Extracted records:
* BEGIN *

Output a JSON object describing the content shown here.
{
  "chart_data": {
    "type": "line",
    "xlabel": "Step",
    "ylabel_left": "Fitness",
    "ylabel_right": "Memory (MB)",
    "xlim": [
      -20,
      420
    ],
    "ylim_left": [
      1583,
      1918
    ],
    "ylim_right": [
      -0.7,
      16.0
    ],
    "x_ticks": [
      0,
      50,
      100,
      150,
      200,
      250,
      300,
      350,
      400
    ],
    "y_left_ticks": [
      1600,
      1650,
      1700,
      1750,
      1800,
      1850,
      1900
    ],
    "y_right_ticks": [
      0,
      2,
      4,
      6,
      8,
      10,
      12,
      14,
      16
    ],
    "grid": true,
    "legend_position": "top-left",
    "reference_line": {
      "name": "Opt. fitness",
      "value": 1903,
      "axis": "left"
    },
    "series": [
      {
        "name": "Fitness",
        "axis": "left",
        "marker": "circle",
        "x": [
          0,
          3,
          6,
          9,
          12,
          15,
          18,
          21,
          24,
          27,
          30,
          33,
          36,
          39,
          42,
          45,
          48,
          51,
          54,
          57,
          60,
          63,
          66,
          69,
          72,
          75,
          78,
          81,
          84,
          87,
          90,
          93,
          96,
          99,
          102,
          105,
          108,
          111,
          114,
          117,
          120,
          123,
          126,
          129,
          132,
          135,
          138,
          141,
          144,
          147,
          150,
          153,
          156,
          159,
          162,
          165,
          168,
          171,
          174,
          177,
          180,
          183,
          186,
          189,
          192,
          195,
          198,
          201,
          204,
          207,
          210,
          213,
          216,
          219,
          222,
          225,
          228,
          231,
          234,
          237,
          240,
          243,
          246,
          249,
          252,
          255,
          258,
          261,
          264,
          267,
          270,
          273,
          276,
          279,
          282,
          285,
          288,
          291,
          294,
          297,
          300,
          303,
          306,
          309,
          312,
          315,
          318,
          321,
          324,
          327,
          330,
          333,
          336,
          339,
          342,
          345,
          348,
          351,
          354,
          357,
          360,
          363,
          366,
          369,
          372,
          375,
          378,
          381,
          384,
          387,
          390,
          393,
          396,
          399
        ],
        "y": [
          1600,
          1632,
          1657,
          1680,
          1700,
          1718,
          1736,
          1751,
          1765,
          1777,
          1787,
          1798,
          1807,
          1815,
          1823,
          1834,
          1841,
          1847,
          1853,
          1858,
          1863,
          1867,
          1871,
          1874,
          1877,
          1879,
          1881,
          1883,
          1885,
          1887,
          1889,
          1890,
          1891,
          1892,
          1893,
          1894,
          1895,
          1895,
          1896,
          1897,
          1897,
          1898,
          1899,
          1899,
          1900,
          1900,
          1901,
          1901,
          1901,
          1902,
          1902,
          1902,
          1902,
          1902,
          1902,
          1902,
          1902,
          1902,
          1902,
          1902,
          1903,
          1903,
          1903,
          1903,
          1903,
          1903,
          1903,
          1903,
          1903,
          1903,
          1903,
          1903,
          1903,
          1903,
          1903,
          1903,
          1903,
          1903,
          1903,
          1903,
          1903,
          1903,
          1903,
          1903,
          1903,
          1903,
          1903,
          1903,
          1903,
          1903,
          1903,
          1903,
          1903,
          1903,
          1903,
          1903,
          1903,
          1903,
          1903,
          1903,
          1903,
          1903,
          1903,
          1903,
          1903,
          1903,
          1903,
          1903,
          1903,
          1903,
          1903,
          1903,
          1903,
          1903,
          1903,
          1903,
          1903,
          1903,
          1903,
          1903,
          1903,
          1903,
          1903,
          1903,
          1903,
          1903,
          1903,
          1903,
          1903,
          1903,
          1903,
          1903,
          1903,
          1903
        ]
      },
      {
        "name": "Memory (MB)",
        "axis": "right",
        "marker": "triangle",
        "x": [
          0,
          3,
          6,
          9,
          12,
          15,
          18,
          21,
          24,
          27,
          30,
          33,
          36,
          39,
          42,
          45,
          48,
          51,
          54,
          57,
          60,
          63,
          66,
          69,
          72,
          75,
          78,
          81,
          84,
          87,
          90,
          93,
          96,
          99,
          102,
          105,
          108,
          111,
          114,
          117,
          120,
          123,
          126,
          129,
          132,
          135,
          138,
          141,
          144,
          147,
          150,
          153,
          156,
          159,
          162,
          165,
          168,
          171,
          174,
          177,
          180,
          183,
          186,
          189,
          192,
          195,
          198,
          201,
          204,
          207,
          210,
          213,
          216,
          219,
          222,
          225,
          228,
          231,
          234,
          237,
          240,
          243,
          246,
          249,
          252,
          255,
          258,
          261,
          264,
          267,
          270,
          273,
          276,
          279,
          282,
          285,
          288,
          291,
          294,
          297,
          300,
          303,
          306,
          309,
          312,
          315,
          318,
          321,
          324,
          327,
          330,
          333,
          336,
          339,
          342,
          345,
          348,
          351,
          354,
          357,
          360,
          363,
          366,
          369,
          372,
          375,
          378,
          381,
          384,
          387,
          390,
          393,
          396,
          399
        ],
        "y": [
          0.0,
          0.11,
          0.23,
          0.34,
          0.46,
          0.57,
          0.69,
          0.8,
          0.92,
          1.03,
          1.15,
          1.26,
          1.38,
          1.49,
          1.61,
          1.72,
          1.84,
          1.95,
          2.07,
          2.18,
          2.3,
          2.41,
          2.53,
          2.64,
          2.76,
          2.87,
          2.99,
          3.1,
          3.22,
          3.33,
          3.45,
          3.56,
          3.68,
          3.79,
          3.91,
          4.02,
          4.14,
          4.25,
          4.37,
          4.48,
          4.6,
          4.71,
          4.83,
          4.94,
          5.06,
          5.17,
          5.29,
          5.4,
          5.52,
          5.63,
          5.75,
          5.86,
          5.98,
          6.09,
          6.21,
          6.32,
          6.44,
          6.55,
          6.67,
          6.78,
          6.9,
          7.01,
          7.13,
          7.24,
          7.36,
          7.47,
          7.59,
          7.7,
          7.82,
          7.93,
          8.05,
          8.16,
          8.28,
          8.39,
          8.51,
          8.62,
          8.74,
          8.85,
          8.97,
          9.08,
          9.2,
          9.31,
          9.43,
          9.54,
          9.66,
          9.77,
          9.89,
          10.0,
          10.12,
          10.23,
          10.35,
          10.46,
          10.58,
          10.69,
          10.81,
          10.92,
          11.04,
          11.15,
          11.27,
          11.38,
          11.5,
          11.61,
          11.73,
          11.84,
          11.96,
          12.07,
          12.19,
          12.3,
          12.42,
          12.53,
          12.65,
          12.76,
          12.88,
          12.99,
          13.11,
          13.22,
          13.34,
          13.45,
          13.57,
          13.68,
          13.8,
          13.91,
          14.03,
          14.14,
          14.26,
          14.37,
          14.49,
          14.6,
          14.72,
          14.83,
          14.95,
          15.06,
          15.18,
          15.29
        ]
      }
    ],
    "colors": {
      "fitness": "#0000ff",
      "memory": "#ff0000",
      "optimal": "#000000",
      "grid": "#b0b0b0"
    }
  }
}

* END *

> [REQUIREMENT]:
All of the data must be returned exactly.

> [WRITTEN ANSWER]:
Output a JSON object describing the content shown here.
{
  "chart_data": {
    "type": "line",
    "xlabel": "Step",
    "ylabel_left": "Fitness",
    "ylabel_right": "Memory (MB)",
    "xlim": [
      -20,
      420
    ],
    "ylim_left": [
      1583,
      1918
    ],
    "ylim_right": [
      -0.7,
      16.0
    ],
    "x_ticks": [
      0,
      50,
      100,
      150,
      200,
      250,
      300,
      350,
      400
    ],
    "y_left_ticks": [
      1600,
      1650,
      1700,
      1750,
      1800,
      1850,
      1900
    ],
    "y_right_ticks": [
      0,
      2,
      4,
      6,
      8,
      10,
      12,
      14,
      16
    ],
    "grid": true,
    "legend_position": "top-left",
    "reference_line": {
      "name": "Opt. fitness",
      "value": 1903,
      "axis": "left"
    },
    "series": [
      {
        "name": "Fitness",
        "axis": "left",
        "marker": "circle",
        "x": [
          0,
          3,
          6,
          9,
          12,
          15,
          18,
          21,
          24,
          27,
          30,
          33,
          36,
          39,
          42,
          45,
          48,
          51,
          54,
          57,
          60,
          63,
          66,
          69,
          72,
          75,
          78,
          81,
          84,
          87,
          90,
          93,
          96,
          99,
          102,
          105,
          108,
          111,
          114,
          117,
          120,
          123,
          126,
          129,
          132,
          135,
          138,
          141,
          144,
          147,
          150,
          153,
          156,
          159,
          162,
          165,
          168,
          171,
          174,
          177,
          180,
          183,
          186,
          189,
          192,
          195,
          198,
          201,
          204,
          207,
          210,
          213,
          216,
          219,
          222,
          225,
          228,
          231,
          234,
          237,
          240,
          243,
          246,
          249,
          252,
          255,
          258,
          261,
          264,
          267,
          270,
          273,
          276,
          279,
          282,
          285,
          288,
          291,
          294,
          297,
          300,
          303,
          306,
          309,
          312,
          315,
          318,
          321,
          324,
          327,
          330,
          333,
          336,
          339,
          342,
          345,
          348,
          351,
          354,
          357,
          360,
          363,
          366,
          369,
          372,
          375,
          378,
          381,
          384,
          387,
          390,
          393,
          396,
          399
        ],
        "y": [
          1600,
          1632,
          1657,
          1680,
          1700,
          1718,
          1736,
          1751,
          1765,
          1777,
          1787,
          1798,
          1807,
          1815,
          1823,
          1834,
          1841,
          1847,
          1853,
          1858,
          1863,
          1867,
          1871,
          1874,
          1877,
          1879,
          1881,
          1883,
          1885,
          1887,
          1889,
          1890,
          1891,
          1892,
          1893,
          1894,
          1895,
          1895,
          1896,
          1897,
          1897,
          1898,
          1899,
          1899,
          1900,
          1900,
          1901,
          1901,
          1901,
          1902,
          1902,
          1902,
          1902,
          1902,
          1902,
          1902,
          1902,
          1902,
          1902,
          1902,
          1903,
          1903,
          1903,
          1903,
          1903,
          1903,
          1903,
          1903,
          1903,
          1903,
          1903,
          1903,
          1903,
          1903,
          1903,
          1903,
          1903,
          1903,
          1903,
          1903,
          1903,
          1903,
          1903,
          1903,
          1903,
          1903,
          1903,
          1903,
          1903,
          1903,
          1903,
          1903,
          1903,
          1903,
          1903,
          1903,
          1903,
          1903,
          1903,
          1903,
          1903,
          1903,
          1903,
          1903,
          1903,
          1903,
          1903,
          1903,
          1903,
          1903,
          1903,
          1903,
          1903,
          1903,
          1903,
          1903,
          1903,
          1903,
          1903,
          1903,
          1903,
          1903,
          1903,
          1903,
          1903,
          1903,
          1903,
          1903,
          1903,
          1903,
          1903,
          1903,
          1903,
          1903
        ]
      },
      {
        "name": "Memory (MB)",
        "axis": "right",
        "marker": "triangle",
        "x": [
          0,
          3,
          6,
          9,
          12,
          15,
          18,
          21,
          24,
          27,
          30,
          33,
          36,
          39,
          42,
          45,
          48,
          51,
          54,
          57,
          60,
          63,
          66,
          69,
          72,
          75,
          78,
          81,
          84,
          87,
          90,
          93,
          96,
          99,
          102,
          105,
          108,
          111,
          114,
          117,
          120,
          123,
          126,
          129,
          132,
          135,
          138,
          141,
          144,
          147,
          150,
          153,
          156,
          159,
          162,
          165,
          168,
          171,
          174,
          177,
          180,
          183,
          186,
          189,
          192,
          195,
          198,
          201,
          204,
          207,
          210,
          213,
          216,
          219,
          222,
          225,
          228,
          231,
          234,
          237,
          240,
          243,
          246,
          249,
          252,
          255,
          258,
          261,
          264,
          267,
          270,
          273,
          276,
          279,
          282,
          285,
          288,
          291,
          294,
          297,
          300,
          303,
          306,
          309,
          312,
          315,
          318,
          321,
          324,
          327,
          330,
          333,
          336,
          339,
          342,
          345,
          348,
          351,
          354,
          357,
          360,
          363,
          366,
          369,
          372,
          375,
          378,
          381,
          384,
          387,
          390,
          393,
          396,
          399
        ],
        "y": [
          0.0,
          0.11,
          0.23,
          0.34,
          0.46,
          0.57,
          0.69,
          0.8,
          0.92,
          1.03,
          1.15,
          1.26,
          1.38,
          1.49,
          1.61,
          1.72,
          1.84,
          1.95,
          2.07,
          2.18,
          2.3,
          2.41,
          2.53,
          2.64,
          2.76,
          2.87,
          2.99,
          3.1,
          3.22,
          3.33,
          3.45,
          3.56,
          3.68,
          3.79,
          3.91,
          4.02,
          4.14,
          4.25,
          4.37,
          4.48,
          4.6,
          4.71,
          4.83,
          4.94,
          5.06,
          5.17,
          5.29,
          5.4,
          5.52,
          5.63,
          5.75,
          5.86,
          5.98,
          6.09,
          6.21,
          6.32,
          6.44,
          6.55,
          6.67,
          6.78,
          6.9,
          7.01,
          7.13,
          7.24,
          7.36,
          7.47,
          7.59,
          7.7,
          7.82,
          7.93,
          8.05,
          8.16,
          8.28,
          8.39,
          8.51,
          8.62,
          8.74,
          8.85,
          8.97,
          9.08,
          9.2,
          9.31,
          9.43,
          9.54,
          9.66,
          9.77,
          9.89,
          10.0,
          10.12,
          10.23,
          10.35,
          10.46,
          10.58,
          10.69,
          10.81,
          10.92,
          11.04,
          11.15,
          11.27,
          11.38,
          11.5,
          11.61,
          11.73,
          11.84,
          11.96,
          12.07,
          12.19,
          12.3,
          12.42,
          12.53,
          12.65,
          12.76,
          12.88,
          12.99,
          13.11,
          13.22,
          13.34,
          13.45,
          13.57,
          13.68,
          13.8,
          13.91,
          14.03,
          14.14,
          14.26,
          14.37,
          14.49,
          14.6,
          14.72,
          14.83,
          14.95,
          15.06,
          15.18,
          15.29
        ]
      }
    ],
    "colors": {
      "fitness": "#0000ff",
      "memory": "#ff0000",
      "optimal": "#000000",
      "grid": "#b0b0b0"
    }
  }
}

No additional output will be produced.